Quoted passage:
As you know I’m always up for a thread of doom, so when I heard talk of asteroid strikes happening more frequently than previously thought I decided to investigate.
The story starts with an asteroid that exploded in the air in the Chelyabinsk region in February 2013. There was a collection of videos at Slate. Car alarms were set off by the shock wave, but I gather most of the damage came from broken glass. Over 1000 people were injured. There are some stills of damage here.
The rock was about 19 metres across (equivalent to a six-story building), with a mass of about 12,000 tons. When it hit the atmosphere at a speed of 20 kilometers per second (many times faster than a rifle bullet) the energy released was equivalent to about 500,000 tonnes of TNT, and the brightness around 30 times that of the sun.

Entries:
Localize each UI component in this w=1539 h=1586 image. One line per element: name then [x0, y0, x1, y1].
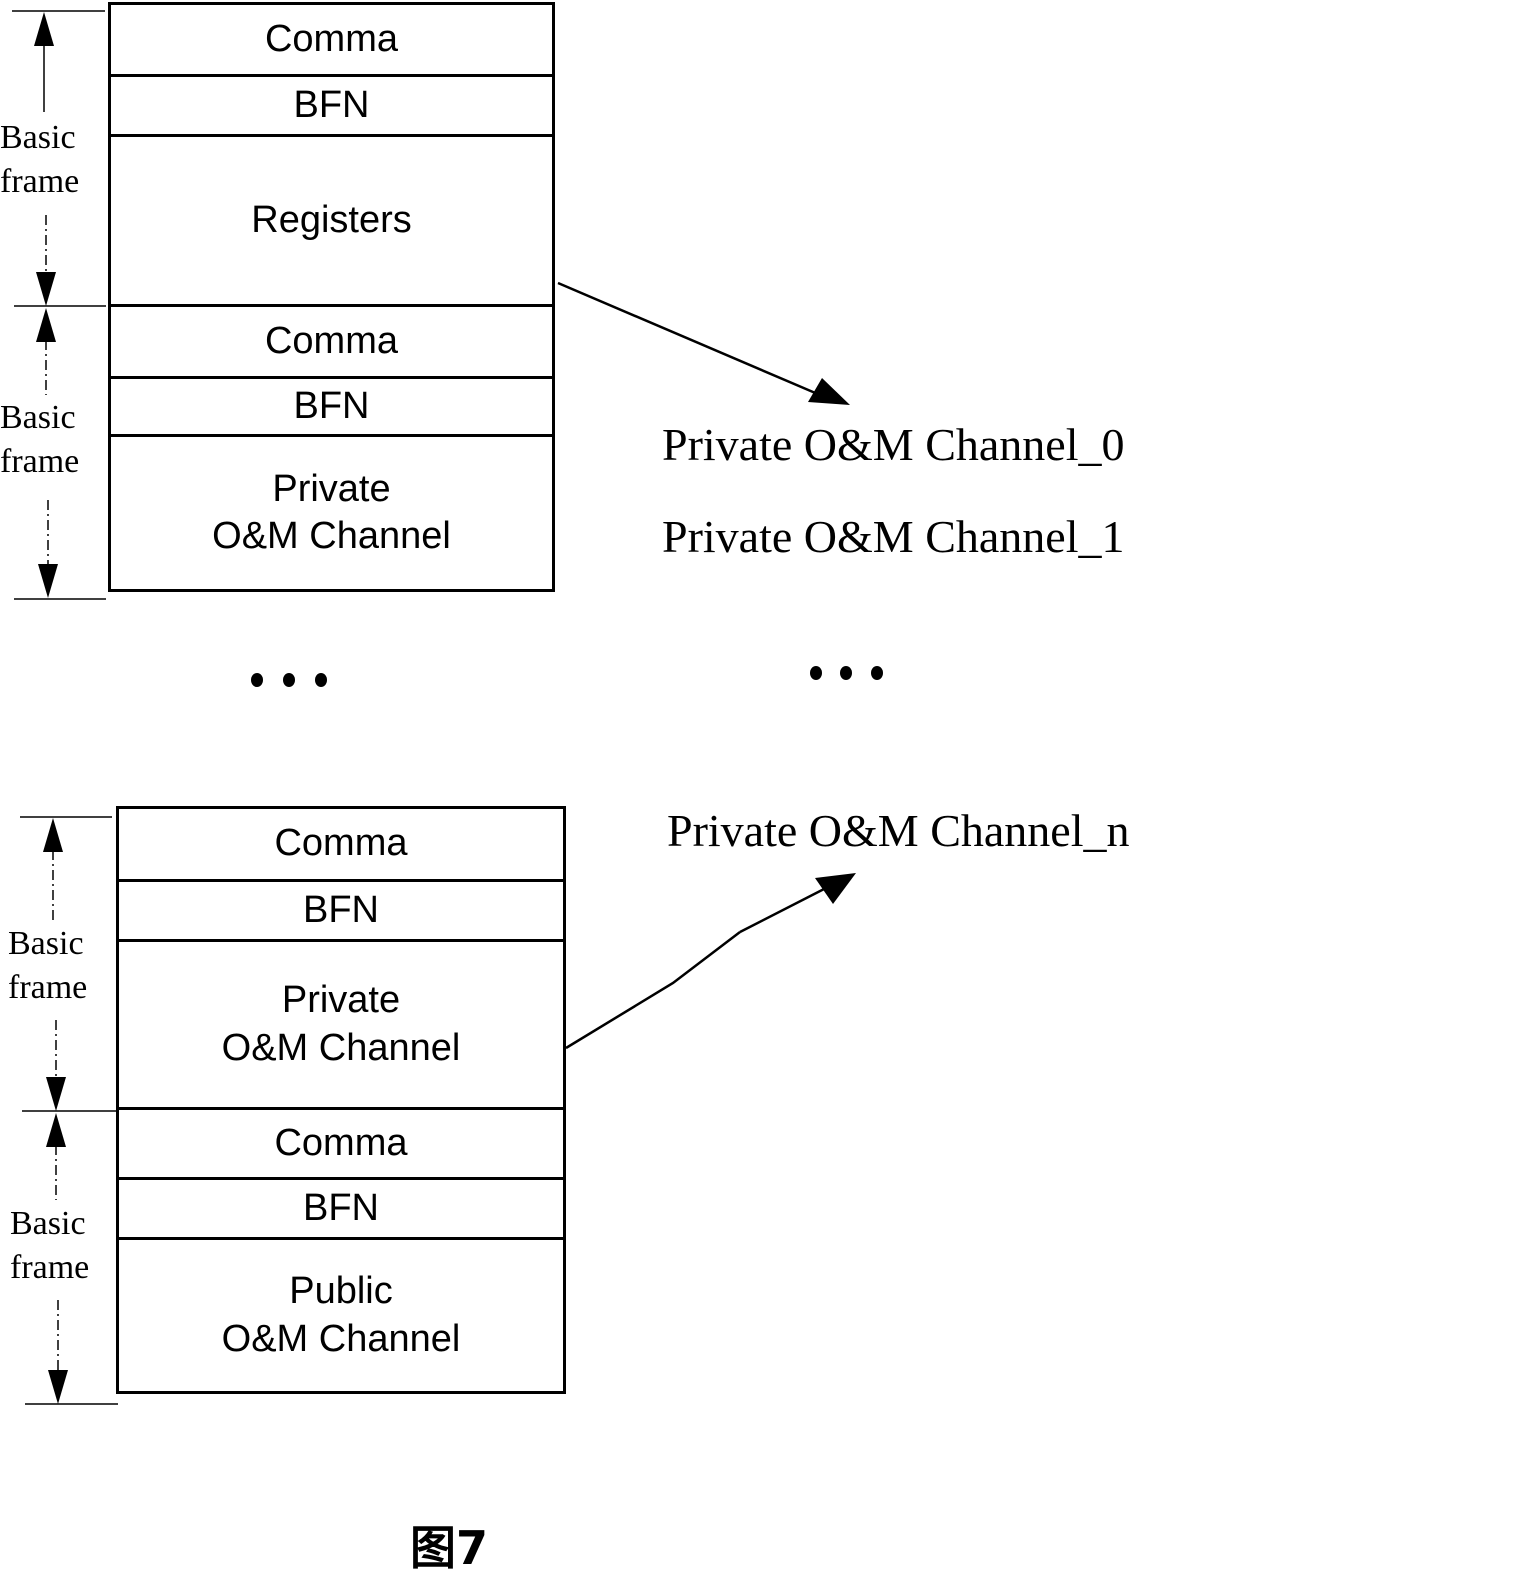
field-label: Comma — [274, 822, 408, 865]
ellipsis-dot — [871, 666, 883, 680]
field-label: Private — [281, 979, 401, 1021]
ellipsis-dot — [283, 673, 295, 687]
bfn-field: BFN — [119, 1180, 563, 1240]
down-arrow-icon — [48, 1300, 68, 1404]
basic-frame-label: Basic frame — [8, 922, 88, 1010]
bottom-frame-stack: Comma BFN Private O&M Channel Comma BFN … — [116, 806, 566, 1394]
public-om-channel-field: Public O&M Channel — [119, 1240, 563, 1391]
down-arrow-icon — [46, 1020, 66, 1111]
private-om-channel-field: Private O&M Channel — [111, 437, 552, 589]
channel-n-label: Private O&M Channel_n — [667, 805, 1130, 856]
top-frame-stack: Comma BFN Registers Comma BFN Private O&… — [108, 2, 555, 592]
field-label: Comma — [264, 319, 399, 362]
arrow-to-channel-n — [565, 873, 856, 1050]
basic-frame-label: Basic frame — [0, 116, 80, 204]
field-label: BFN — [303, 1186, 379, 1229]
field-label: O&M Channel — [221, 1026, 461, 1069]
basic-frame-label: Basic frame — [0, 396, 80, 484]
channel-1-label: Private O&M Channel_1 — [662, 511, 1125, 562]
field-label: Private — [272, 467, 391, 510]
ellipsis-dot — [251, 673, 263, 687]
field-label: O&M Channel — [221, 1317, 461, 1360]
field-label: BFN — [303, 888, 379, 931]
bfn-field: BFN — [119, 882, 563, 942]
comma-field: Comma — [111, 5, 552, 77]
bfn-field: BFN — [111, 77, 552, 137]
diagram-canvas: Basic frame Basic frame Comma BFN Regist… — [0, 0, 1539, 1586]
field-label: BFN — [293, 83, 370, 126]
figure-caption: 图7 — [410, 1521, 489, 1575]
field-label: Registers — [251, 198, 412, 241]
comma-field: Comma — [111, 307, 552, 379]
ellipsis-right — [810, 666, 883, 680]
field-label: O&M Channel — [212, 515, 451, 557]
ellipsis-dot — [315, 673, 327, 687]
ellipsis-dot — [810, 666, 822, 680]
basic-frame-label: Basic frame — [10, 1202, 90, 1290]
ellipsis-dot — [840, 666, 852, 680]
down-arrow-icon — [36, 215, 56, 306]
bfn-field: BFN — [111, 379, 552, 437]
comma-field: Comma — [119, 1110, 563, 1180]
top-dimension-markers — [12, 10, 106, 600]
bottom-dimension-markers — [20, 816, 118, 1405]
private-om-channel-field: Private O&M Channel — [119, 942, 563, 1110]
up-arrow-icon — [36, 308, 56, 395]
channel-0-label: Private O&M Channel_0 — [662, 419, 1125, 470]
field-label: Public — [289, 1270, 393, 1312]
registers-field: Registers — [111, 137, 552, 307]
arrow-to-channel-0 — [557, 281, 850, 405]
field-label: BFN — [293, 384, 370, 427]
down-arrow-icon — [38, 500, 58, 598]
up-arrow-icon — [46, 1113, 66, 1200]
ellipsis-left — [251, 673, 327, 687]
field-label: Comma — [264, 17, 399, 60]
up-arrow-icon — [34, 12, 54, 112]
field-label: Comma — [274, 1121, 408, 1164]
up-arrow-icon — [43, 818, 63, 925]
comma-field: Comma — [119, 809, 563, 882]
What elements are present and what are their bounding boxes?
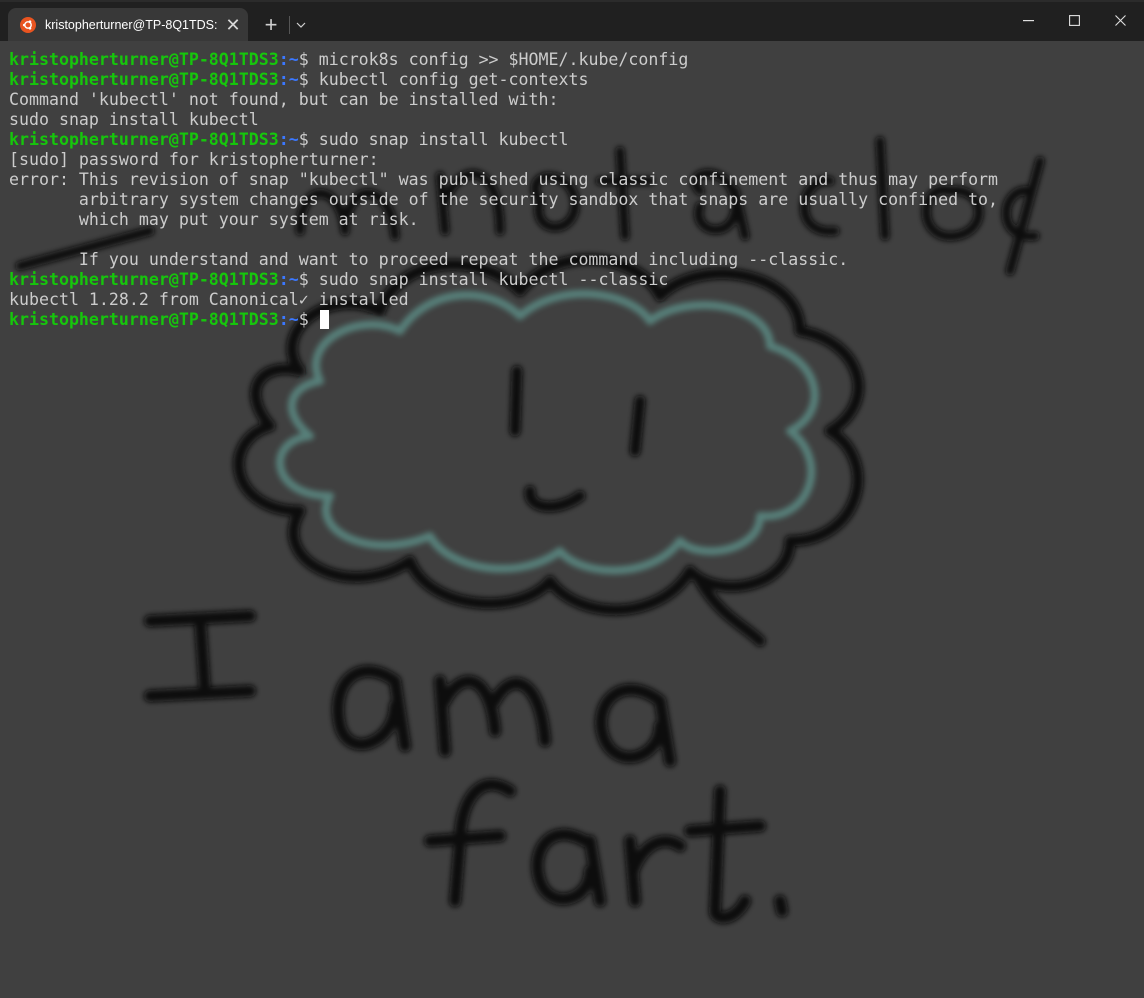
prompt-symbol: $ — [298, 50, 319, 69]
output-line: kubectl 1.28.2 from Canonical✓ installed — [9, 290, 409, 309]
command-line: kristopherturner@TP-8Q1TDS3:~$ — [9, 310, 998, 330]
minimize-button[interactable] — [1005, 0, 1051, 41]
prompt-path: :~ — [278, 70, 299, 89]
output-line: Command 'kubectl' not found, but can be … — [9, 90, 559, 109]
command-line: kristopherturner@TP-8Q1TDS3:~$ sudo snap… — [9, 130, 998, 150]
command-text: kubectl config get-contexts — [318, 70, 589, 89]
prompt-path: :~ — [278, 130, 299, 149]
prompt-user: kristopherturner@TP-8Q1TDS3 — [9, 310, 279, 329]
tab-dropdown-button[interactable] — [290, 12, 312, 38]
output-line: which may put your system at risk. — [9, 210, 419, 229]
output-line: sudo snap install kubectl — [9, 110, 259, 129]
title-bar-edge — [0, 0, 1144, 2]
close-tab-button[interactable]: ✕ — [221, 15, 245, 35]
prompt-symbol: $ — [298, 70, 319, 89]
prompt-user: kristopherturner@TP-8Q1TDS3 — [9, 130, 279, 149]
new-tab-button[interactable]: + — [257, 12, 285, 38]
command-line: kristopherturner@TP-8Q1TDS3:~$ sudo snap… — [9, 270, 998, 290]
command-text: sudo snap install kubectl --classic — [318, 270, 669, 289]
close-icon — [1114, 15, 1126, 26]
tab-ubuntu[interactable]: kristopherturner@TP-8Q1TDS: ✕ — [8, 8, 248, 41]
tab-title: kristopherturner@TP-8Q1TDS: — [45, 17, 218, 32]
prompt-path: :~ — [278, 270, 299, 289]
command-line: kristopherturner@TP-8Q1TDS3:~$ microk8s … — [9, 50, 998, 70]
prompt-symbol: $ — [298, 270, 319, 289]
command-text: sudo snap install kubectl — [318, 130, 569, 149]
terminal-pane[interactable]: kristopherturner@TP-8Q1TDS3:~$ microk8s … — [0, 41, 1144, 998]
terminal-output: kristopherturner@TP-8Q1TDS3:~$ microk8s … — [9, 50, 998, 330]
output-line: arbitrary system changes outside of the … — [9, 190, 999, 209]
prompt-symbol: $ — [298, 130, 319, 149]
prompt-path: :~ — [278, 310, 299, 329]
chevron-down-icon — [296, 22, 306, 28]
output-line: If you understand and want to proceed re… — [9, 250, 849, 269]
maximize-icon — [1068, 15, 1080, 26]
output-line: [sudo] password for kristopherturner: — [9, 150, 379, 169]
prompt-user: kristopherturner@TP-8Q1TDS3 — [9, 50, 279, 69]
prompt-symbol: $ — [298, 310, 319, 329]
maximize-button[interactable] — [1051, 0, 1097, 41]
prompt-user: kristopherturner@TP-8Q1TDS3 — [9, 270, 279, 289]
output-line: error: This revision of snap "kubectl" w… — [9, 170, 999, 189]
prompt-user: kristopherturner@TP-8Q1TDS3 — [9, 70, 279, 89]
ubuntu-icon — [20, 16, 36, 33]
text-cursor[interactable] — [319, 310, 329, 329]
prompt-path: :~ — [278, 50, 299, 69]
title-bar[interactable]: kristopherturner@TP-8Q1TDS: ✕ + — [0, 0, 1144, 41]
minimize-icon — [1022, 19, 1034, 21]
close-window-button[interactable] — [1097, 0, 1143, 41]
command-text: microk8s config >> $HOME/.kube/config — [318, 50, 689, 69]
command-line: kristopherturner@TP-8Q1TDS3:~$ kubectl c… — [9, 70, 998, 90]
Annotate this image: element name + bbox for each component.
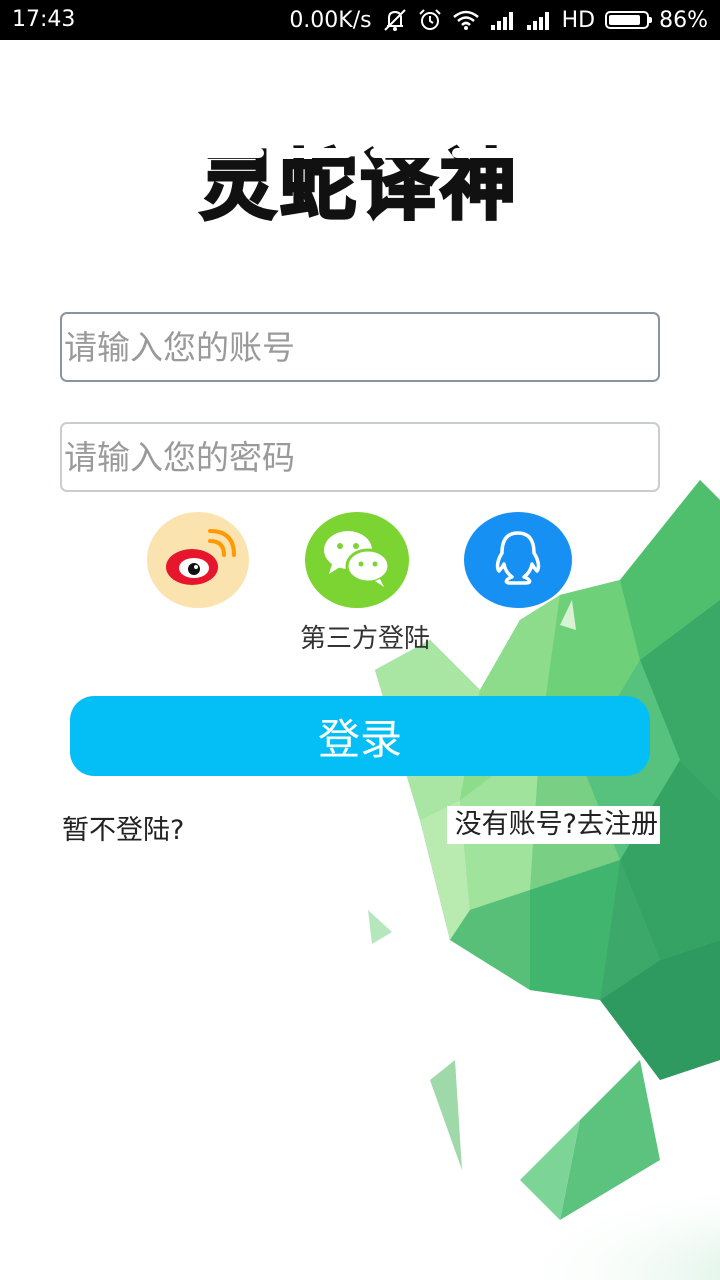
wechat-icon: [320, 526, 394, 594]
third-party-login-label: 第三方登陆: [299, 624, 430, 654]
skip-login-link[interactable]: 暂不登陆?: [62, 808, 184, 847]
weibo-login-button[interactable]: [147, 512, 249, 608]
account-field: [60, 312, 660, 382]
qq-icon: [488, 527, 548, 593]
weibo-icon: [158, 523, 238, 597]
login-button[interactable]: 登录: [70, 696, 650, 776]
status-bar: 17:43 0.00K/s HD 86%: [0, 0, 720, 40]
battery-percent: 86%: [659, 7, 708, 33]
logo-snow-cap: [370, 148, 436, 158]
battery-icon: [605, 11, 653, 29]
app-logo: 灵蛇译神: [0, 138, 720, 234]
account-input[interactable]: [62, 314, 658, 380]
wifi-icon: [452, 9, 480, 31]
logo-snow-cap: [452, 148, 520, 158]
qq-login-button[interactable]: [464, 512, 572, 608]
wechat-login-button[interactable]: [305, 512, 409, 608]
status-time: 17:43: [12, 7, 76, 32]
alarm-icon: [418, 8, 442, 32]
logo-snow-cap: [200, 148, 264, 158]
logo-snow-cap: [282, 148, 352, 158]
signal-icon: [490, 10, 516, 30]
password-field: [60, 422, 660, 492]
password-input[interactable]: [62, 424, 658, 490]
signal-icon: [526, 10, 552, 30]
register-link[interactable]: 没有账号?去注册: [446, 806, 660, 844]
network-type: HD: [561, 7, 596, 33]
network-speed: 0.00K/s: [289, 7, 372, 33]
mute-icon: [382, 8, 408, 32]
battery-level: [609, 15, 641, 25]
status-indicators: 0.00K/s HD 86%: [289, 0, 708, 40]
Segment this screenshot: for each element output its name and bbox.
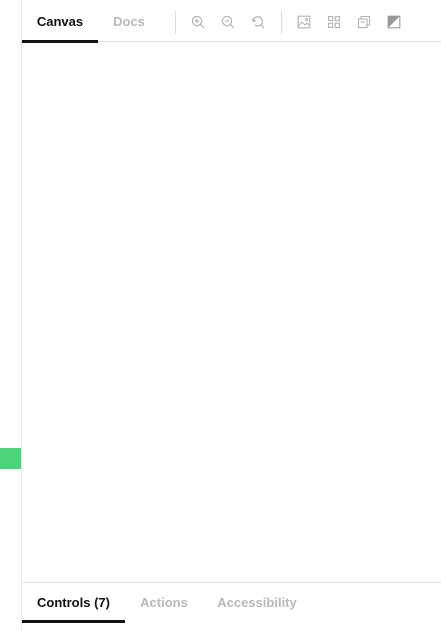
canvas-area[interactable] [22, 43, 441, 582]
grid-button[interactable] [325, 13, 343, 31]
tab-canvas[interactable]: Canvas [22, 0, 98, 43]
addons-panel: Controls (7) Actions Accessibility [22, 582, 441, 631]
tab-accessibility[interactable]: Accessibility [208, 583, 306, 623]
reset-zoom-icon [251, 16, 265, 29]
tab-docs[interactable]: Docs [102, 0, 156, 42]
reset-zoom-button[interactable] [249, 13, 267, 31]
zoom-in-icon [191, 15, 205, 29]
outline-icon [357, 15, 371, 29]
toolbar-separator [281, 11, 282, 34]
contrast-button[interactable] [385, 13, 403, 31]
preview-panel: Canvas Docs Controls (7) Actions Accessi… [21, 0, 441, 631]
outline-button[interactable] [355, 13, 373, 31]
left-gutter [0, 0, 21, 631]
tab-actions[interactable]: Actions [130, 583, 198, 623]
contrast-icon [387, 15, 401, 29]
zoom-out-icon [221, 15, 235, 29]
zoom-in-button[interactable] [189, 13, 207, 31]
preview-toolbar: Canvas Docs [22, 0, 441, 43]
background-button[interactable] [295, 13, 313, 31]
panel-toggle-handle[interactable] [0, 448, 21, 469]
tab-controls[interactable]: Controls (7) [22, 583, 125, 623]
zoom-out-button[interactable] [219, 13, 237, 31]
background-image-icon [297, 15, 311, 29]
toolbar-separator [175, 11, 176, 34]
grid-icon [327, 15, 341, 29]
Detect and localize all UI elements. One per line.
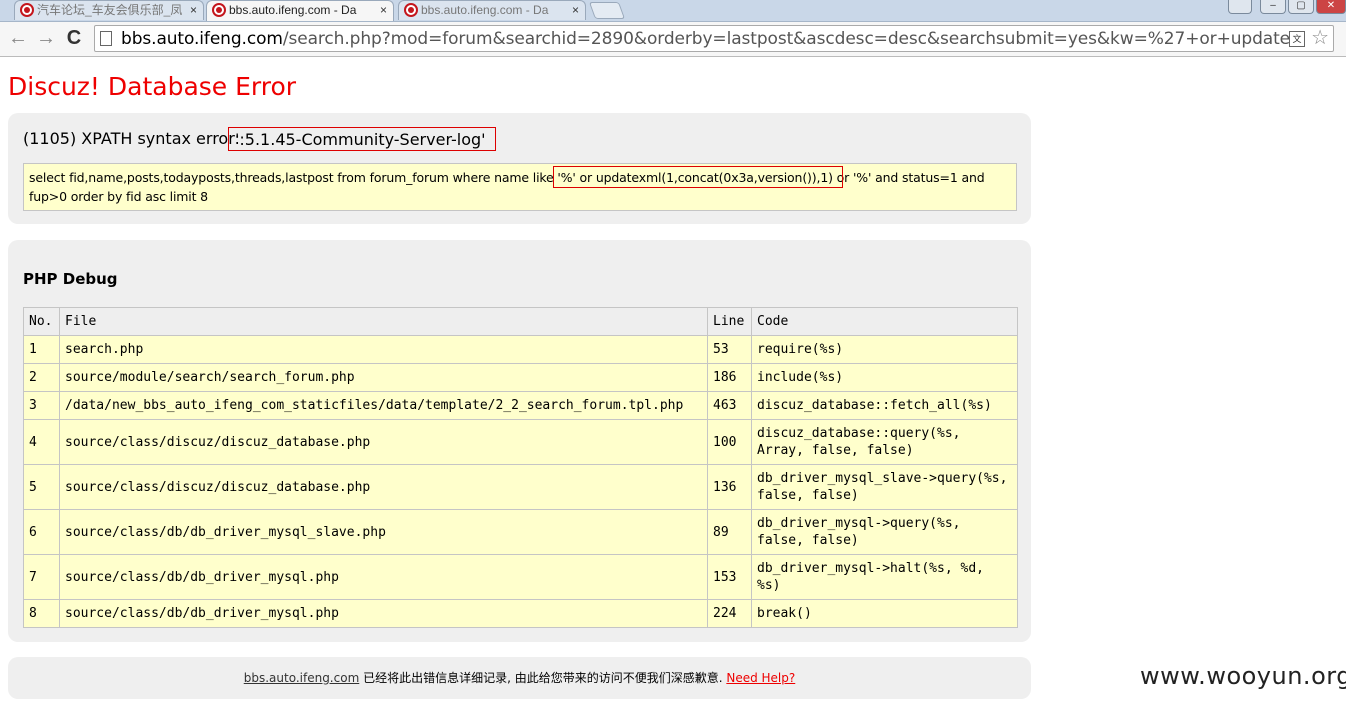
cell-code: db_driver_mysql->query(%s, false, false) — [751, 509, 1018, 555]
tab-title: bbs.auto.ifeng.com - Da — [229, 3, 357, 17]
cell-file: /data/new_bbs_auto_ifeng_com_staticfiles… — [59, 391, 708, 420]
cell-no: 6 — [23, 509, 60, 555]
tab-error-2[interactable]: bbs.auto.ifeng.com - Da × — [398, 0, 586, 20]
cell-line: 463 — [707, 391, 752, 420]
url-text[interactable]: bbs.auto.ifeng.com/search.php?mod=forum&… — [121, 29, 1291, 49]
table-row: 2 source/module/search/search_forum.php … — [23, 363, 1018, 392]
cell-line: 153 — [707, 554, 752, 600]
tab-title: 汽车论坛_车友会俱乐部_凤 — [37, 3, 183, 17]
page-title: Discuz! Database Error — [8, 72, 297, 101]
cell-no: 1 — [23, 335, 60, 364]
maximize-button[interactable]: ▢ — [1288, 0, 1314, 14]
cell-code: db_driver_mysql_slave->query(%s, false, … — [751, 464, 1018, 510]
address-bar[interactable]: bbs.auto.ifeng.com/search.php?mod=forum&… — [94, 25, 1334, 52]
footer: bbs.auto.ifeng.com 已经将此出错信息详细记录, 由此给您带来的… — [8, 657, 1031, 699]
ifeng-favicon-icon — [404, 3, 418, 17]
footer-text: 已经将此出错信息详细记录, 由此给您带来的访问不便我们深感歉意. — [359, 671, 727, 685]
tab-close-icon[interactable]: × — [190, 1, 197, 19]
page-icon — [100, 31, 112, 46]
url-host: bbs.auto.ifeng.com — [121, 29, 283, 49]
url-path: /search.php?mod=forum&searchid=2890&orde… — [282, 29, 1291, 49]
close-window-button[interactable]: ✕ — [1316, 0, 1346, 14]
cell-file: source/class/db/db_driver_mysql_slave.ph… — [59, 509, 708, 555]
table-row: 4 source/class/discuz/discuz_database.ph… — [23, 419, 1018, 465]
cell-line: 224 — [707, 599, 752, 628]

Prompt: Repeat the asteroid passage above word for word, from "As you know" to "decided to investigate.".

Written solution:
As you know I’m always up for a thread of doom, so when I heard talk of asteroid strikes happening more frequently than previously thought I decided to investigate.